═════ Available data

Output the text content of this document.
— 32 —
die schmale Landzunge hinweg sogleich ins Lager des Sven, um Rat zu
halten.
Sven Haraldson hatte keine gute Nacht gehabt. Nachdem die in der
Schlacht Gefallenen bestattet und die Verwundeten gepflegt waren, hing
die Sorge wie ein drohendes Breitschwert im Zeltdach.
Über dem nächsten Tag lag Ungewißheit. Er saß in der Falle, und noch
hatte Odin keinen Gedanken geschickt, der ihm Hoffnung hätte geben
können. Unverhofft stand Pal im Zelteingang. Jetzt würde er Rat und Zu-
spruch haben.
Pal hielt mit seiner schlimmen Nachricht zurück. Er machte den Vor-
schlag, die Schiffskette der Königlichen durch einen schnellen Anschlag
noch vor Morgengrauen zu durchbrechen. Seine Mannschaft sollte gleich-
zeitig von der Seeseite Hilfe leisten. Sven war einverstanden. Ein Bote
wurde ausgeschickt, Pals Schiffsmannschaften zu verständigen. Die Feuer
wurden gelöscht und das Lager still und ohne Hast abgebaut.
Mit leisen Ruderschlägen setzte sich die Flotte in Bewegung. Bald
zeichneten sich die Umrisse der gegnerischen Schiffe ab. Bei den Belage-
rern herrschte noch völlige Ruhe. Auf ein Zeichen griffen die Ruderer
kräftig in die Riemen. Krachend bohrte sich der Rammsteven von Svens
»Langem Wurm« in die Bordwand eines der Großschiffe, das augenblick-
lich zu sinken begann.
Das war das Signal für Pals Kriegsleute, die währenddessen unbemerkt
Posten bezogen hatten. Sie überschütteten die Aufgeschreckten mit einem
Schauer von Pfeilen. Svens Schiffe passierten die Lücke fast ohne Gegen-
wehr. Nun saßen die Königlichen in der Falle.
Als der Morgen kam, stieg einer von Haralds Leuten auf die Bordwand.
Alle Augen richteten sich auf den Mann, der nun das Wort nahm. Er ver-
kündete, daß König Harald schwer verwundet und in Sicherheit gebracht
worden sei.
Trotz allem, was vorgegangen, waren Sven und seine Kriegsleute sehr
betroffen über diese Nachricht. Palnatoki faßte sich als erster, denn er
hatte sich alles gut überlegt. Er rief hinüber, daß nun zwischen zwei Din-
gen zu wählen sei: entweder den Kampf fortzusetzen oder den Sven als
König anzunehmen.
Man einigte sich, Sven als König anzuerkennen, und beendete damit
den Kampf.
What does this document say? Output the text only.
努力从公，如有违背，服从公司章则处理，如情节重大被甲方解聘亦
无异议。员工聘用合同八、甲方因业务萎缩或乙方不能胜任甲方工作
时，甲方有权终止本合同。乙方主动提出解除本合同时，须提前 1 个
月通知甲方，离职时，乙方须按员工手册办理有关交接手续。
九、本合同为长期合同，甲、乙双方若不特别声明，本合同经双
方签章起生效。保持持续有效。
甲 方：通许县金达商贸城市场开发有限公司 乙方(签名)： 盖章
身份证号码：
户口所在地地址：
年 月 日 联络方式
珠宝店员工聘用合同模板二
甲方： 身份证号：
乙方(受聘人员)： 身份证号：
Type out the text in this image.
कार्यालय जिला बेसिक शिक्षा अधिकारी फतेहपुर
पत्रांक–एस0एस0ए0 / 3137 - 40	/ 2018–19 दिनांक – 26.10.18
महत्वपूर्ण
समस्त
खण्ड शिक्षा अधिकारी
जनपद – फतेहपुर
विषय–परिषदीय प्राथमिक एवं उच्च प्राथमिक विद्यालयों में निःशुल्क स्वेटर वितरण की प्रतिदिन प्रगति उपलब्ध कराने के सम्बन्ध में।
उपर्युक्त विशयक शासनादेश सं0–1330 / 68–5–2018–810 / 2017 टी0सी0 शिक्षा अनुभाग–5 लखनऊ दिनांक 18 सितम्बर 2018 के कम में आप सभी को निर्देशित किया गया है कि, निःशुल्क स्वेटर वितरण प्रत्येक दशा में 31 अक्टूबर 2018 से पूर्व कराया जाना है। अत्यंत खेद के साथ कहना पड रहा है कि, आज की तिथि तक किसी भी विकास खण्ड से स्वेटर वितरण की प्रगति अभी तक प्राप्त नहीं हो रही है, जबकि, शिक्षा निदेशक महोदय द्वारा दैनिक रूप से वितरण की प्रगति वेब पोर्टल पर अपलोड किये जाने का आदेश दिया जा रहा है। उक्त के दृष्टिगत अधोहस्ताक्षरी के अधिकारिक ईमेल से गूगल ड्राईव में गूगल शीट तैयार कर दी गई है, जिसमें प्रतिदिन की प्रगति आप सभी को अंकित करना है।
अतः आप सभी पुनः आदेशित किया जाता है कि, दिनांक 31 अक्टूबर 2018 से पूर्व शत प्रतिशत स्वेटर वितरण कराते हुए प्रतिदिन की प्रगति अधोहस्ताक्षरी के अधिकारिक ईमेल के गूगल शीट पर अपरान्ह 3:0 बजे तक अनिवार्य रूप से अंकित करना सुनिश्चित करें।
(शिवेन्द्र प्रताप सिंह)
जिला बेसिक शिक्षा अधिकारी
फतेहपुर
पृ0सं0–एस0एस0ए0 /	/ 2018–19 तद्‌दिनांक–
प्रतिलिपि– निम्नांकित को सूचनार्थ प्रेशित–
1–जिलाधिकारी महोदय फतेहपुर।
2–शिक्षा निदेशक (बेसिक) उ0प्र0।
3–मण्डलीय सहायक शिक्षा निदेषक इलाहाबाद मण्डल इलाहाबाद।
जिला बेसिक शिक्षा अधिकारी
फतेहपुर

══════════

Prompt: From the entries above, copy out every line where the string "text" appears.

Exercise solution:
Output the text content of this document.
What does this document say? Output the text only.
Type out the text in this image.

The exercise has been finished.